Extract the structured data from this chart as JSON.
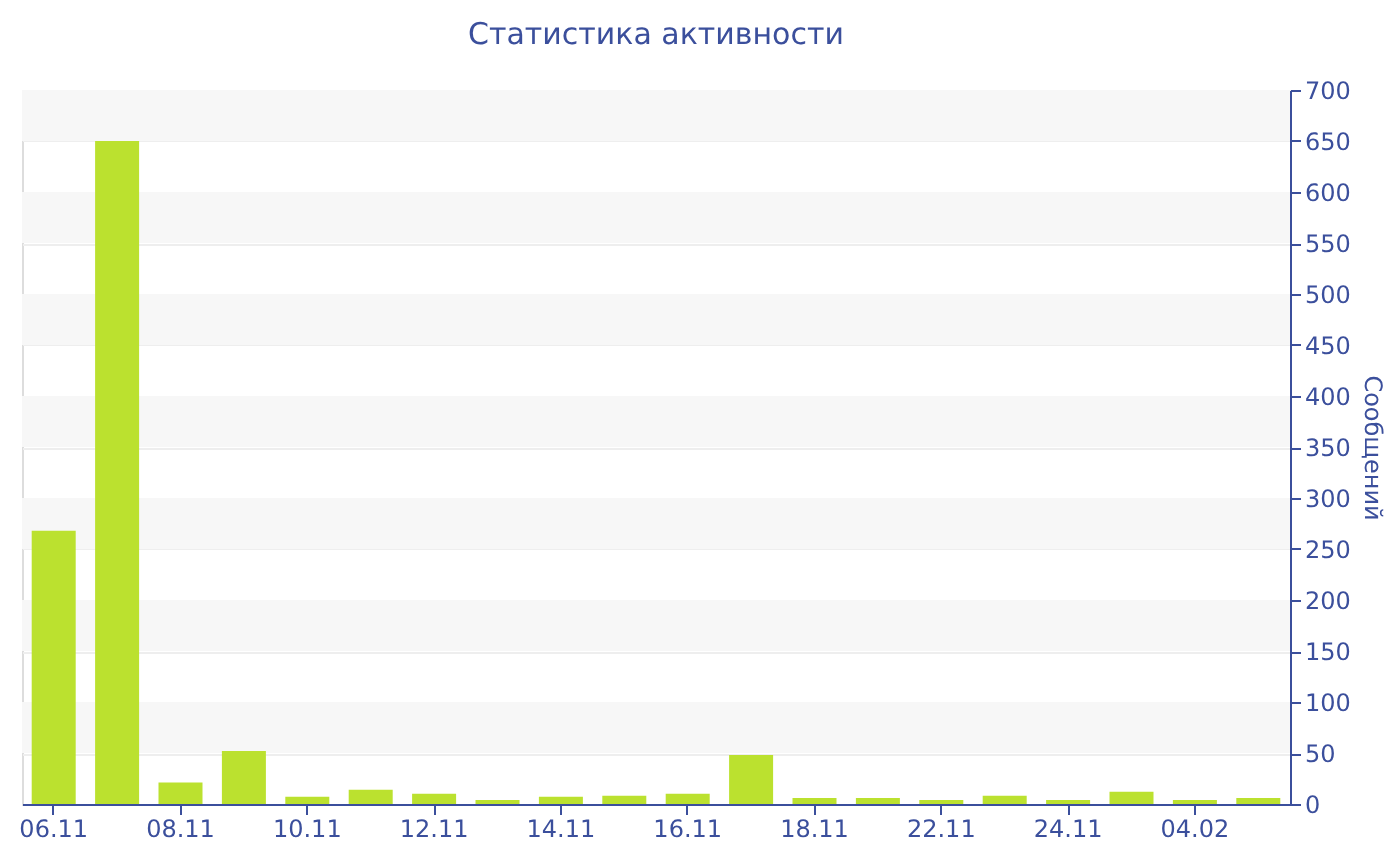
{
  "chart_data": {
    "type": "bar",
    "title": "Статистика активности",
    "ylabel": "Сообщений",
    "categories": [
      "06.11",
      null,
      "08.11",
      null,
      "10.11",
      null,
      "12.11",
      null,
      "14.11",
      null,
      "16.11",
      null,
      "18.11",
      null,
      "22.11",
      null,
      "24.11",
      null,
      "04.02",
      null
    ],
    "values": [
      268,
      650,
      21,
      52,
      7,
      14,
      10,
      4,
      7,
      8,
      10,
      48,
      6,
      6,
      4,
      8,
      4,
      12,
      4,
      6
    ],
    "color": "#bbe12f",
    "ylim": [
      0,
      700
    ],
    "yticks": [
      0,
      50,
      100,
      150,
      200,
      250,
      300,
      350,
      400,
      450,
      500,
      550,
      600,
      650,
      700
    ],
    "grid": "y"
  }
}
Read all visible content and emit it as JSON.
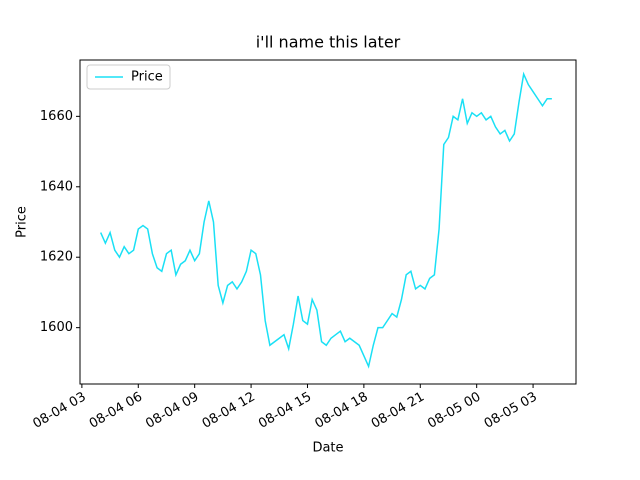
{
  "chart_data": {
    "type": "line",
    "title": "i'll name this later",
    "xlabel": "Date",
    "ylabel": "Price",
    "x": [
      "08-04 04:00",
      "08-04 04:15",
      "08-04 04:30",
      "08-04 04:45",
      "08-04 05:00",
      "08-04 05:15",
      "08-04 05:30",
      "08-04 05:45",
      "08-04 06:00",
      "08-04 06:15",
      "08-04 06:30",
      "08-04 06:45",
      "08-04 07:00",
      "08-04 07:15",
      "08-04 07:30",
      "08-04 07:45",
      "08-04 08:00",
      "08-04 08:15",
      "08-04 08:30",
      "08-04 08:45",
      "08-04 09:00",
      "08-04 09:15",
      "08-04 09:30",
      "08-04 09:45",
      "08-04 10:00",
      "08-04 10:15",
      "08-04 10:30",
      "08-04 10:45",
      "08-04 11:00",
      "08-04 11:15",
      "08-04 11:30",
      "08-04 11:45",
      "08-04 12:00",
      "08-04 12:15",
      "08-04 12:30",
      "08-04 12:45",
      "08-04 13:00",
      "08-04 13:15",
      "08-04 13:30",
      "08-04 13:45",
      "08-04 14:00",
      "08-04 14:15",
      "08-04 14:30",
      "08-04 14:45",
      "08-04 15:00",
      "08-04 15:15",
      "08-04 15:30",
      "08-04 15:45",
      "08-04 16:00",
      "08-04 16:15",
      "08-04 16:30",
      "08-04 16:45",
      "08-04 17:00",
      "08-04 17:15",
      "08-04 17:30",
      "08-04 17:45",
      "08-04 18:00",
      "08-04 18:15",
      "08-04 18:30",
      "08-04 18:45",
      "08-04 19:00",
      "08-04 19:15",
      "08-04 19:30",
      "08-04 19:45",
      "08-04 20:00",
      "08-04 20:15",
      "08-04 20:30",
      "08-04 20:45",
      "08-04 21:00",
      "08-04 21:15",
      "08-04 21:30",
      "08-04 21:45",
      "08-04 22:00",
      "08-04 22:15",
      "08-04 22:30",
      "08-04 22:45",
      "08-04 23:00",
      "08-04 23:15",
      "08-04 23:30",
      "08-04 23:45",
      "08-05 00:00",
      "08-05 00:15",
      "08-05 00:30",
      "08-05 00:45",
      "08-05 01:00",
      "08-05 01:15",
      "08-05 01:30",
      "08-05 01:45",
      "08-05 02:00",
      "08-05 02:15",
      "08-05 02:30",
      "08-05 02:45",
      "08-05 03:00",
      "08-05 03:15",
      "08-05 03:30",
      "08-05 03:45",
      "08-05 04:00"
    ],
    "series": [
      {
        "name": "Price",
        "color": "#1ae0f5",
        "values": [
          1627,
          1624,
          1627,
          1622,
          1620,
          1623,
          1621,
          1622,
          1628,
          1629,
          1628,
          1621,
          1617,
          1616,
          1621,
          1622,
          1615,
          1618,
          1619,
          1622,
          1619,
          1621,
          1630,
          1636,
          1630,
          1612,
          1607,
          1612,
          1613,
          1611,
          1613,
          1616,
          1622,
          1621,
          1615,
          1602,
          1595,
          1596,
          1597,
          1598,
          1594,
          1601,
          1609,
          1602,
          1601,
          1608,
          1605,
          1596,
          1595,
          1597,
          1598,
          1599,
          1596,
          1597,
          1596,
          1595,
          1592,
          1589,
          1595,
          1600,
          1600,
          1602,
          1604,
          1603,
          1608,
          1615,
          1616,
          1611,
          1612,
          1611,
          1614,
          1615,
          1628,
          1652,
          1654,
          1660,
          1659,
          1665,
          1658,
          1661,
          1660,
          1661,
          1659,
          1660,
          1657,
          1655,
          1656,
          1653,
          1655,
          1664,
          1672,
          1669,
          1667,
          1665,
          1663,
          1665,
          1665
        ]
      }
    ],
    "xlim": [
      "08-04 02:54",
      "08-05 05:17"
    ],
    "xticks": [
      {
        "value": "08-04 03:00",
        "label": "08-04 03"
      },
      {
        "value": "08-04 06:00",
        "label": "08-04 06"
      },
      {
        "value": "08-04 09:00",
        "label": "08-04 09"
      },
      {
        "value": "08-04 12:00",
        "label": "08-04 12"
      },
      {
        "value": "08-04 15:00",
        "label": "08-04 15"
      },
      {
        "value": "08-04 18:00",
        "label": "08-04 18"
      },
      {
        "value": "08-04 21:00",
        "label": "08-04 21"
      },
      {
        "value": "08-05 00:00",
        "label": "08-05 00"
      },
      {
        "value": "08-05 03:00",
        "label": "08-05 03"
      }
    ],
    "ylim": [
      1584,
      1676
    ],
    "yticks": [
      1600,
      1620,
      1640,
      1660
    ],
    "legend": "upper left"
  }
}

> _Stated exercise_
Gather from the entries above all lines that include the string "title".

> _Right answer_
    "title": "Статистика активности",
    "title": "i'll name this later",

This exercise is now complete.